──────── Supplied information

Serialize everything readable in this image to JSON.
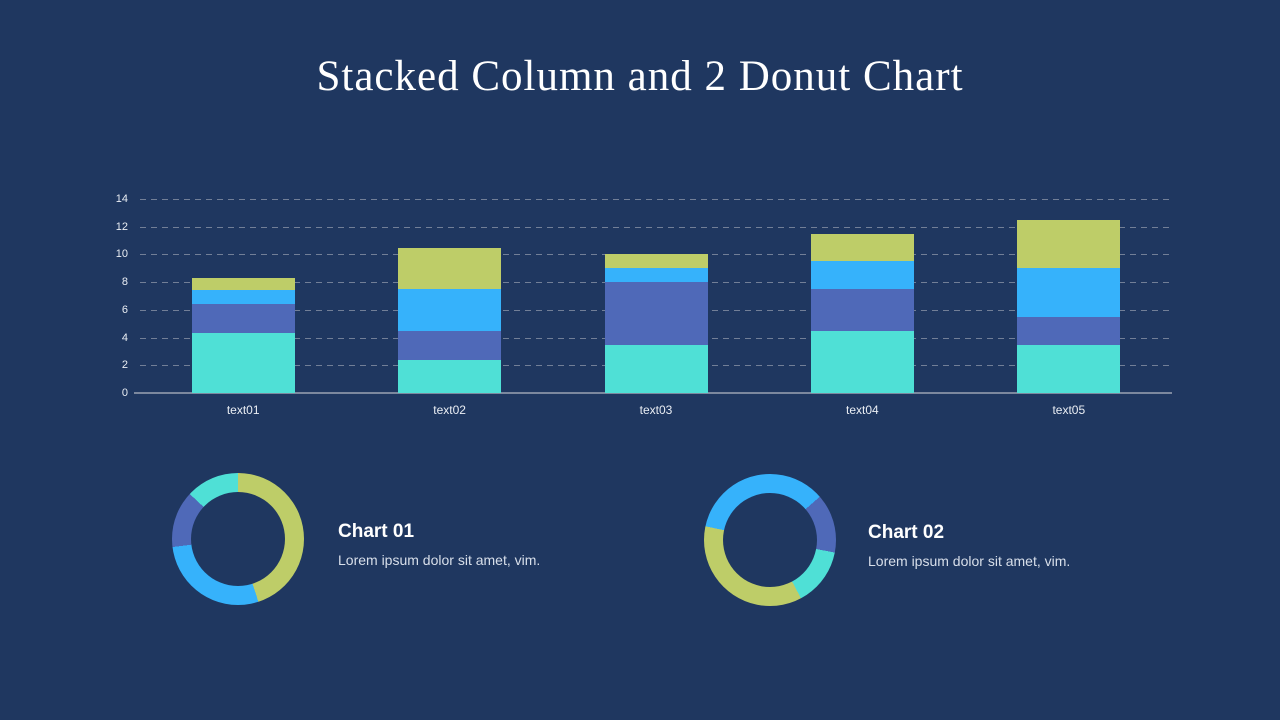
{
  "slide": {
    "title": "Stacked Column and 2 Donut Chart",
    "background": "#1f3760"
  },
  "colors": {
    "teal": "#4fe0d6",
    "blue": "#36b2fb",
    "indigo": "#4f69b8",
    "green": "#becd68",
    "grid": "#8d97a9",
    "axis_text": "#eaeef4",
    "title_text": "#ffffff",
    "desc_text": "#d8dfea"
  },
  "chart_data": [
    {
      "type": "bar",
      "variant": "stacked-column",
      "categories": [
        "text01",
        "text02",
        "text03",
        "text04",
        "text05"
      ],
      "series": [
        {
          "name": "series-teal",
          "color": "teal",
          "values": [
            4.3,
            2.4,
            3.5,
            4.5,
            3.5
          ]
        },
        {
          "name": "series-indigo",
          "color": "indigo",
          "values": [
            2.1,
            2.1,
            4.5,
            3.0,
            2.0
          ]
        },
        {
          "name": "series-blue",
          "color": "blue",
          "values": [
            1.0,
            3.0,
            1.0,
            2.0,
            3.5
          ]
        },
        {
          "name": "series-green",
          "color": "green",
          "values": [
            0.9,
            3.0,
            1.0,
            2.0,
            3.5
          ]
        }
      ],
      "totals": [
        8.3,
        10.5,
        10.0,
        11.5,
        12.5
      ],
      "ylim": [
        0,
        14
      ],
      "yticks": [
        0,
        2,
        4,
        6,
        8,
        10,
        12,
        14
      ],
      "grid": "horizontal dashed",
      "legend": "none",
      "xlabel": "",
      "ylabel": ""
    },
    {
      "type": "pie",
      "variant": "donut",
      "title": "Chart 01",
      "description": "Lorem ipsum dolor sit amet, vim.",
      "segments": [
        {
          "color": "green",
          "from_deg": 0,
          "to_deg": 162,
          "pct": 45
        },
        {
          "color": "blue",
          "from_deg": 162,
          "to_deg": 263,
          "pct": 28
        },
        {
          "color": "indigo",
          "from_deg": 263,
          "to_deg": 313,
          "pct": 14
        },
        {
          "color": "teal",
          "from_deg": 313,
          "to_deg": 360,
          "pct": 13
        }
      ]
    },
    {
      "type": "pie",
      "variant": "donut",
      "title": "Chart 02",
      "description": "Lorem ipsum dolor sit amet, vim.",
      "segments": [
        {
          "color": "blue",
          "from_deg": 0,
          "to_deg": 49,
          "pct": 14
        },
        {
          "color": "indigo",
          "from_deg": 49,
          "to_deg": 101,
          "pct": 14
        },
        {
          "color": "teal",
          "from_deg": 101,
          "to_deg": 152,
          "pct": 14
        },
        {
          "color": "green",
          "from_deg": 152,
          "to_deg": 282,
          "pct": 36
        },
        {
          "color": "blue",
          "from_deg": 282,
          "to_deg": 360,
          "pct": 22
        }
      ]
    }
  ]
}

────────────────

### Written problem
Copy the records exactly. Skip the pictures.

### Exercise answer
Serialize everything readable in this image to JSON.
{
  "slide": {
    "title": "Stacked Column and 2 Donut Chart",
    "background": "#1f3760"
  },
  "colors": {
    "teal": "#4fe0d6",
    "blue": "#36b2fb",
    "indigo": "#4f69b8",
    "green": "#becd68",
    "grid": "#8d97a9",
    "axis_text": "#eaeef4",
    "title_text": "#ffffff",
    "desc_text": "#d8dfea"
  },
  "chart_data": [
    {
      "type": "bar",
      "variant": "stacked-column",
      "categories": [
        "text01",
        "text02",
        "text03",
        "text04",
        "text05"
      ],
      "series": [
        {
          "name": "series-teal",
          "color": "teal",
          "values": [
            4.3,
            2.4,
            3.5,
            4.5,
            3.5
          ]
        },
        {
          "name": "series-indigo",
          "color": "indigo",
          "values": [
            2.1,
            2.1,
            4.5,
            3.0,
            2.0
          ]
        },
        {
          "name": "series-blue",
          "color": "blue",
          "values": [
            1.0,
            3.0,
            1.0,
            2.0,
            3.5
          ]
        },
        {
          "name": "series-green",
          "color": "green",
          "values": [
            0.9,
            3.0,
            1.0,
            2.0,
            3.5
          ]
        }
      ],
      "totals": [
        8.3,
        10.5,
        10.0,
        11.5,
        12.5
      ],
      "ylim": [
        0,
        14
      ],
      "yticks": [
        0,
        2,
        4,
        6,
        8,
        10,
        12,
        14
      ],
      "grid": "horizontal dashed",
      "legend": "none",
      "xlabel": "",
      "ylabel": ""
    },
    {
      "type": "pie",
      "variant": "donut",
      "title": "Chart 01",
      "description": "Lorem ipsum dolor sit amet, vim.",
      "segments": [
        {
          "color": "green",
          "from_deg": 0,
          "to_deg": 162,
          "pct": 45
        },
        {
          "color": "blue",
          "from_deg": 162,
          "to_deg": 263,
          "pct": 28
        },
        {
          "color": "indigo",
          "from_deg": 263,
          "to_deg": 313,
          "pct": 14
        },
        {
          "color": "teal",
          "from_deg": 313,
          "to_deg": 360,
          "pct": 13
        }
      ]
    },
    {
      "type": "pie",
      "variant": "donut",
      "title": "Chart 02",
      "description": "Lorem ipsum dolor sit amet, vim.",
      "segments": [
        {
          "color": "blue",
          "from_deg": 0,
          "to_deg": 49,
          "pct": 14
        },
        {
          "color": "indigo",
          "from_deg": 49,
          "to_deg": 101,
          "pct": 14
        },
        {
          "color": "teal",
          "from_deg": 101,
          "to_deg": 152,
          "pct": 14
        },
        {
          "color": "green",
          "from_deg": 152,
          "to_deg": 282,
          "pct": 36
        },
        {
          "color": "blue",
          "from_deg": 282,
          "to_deg": 360,
          "pct": 22
        }
      ]
    }
  ]
}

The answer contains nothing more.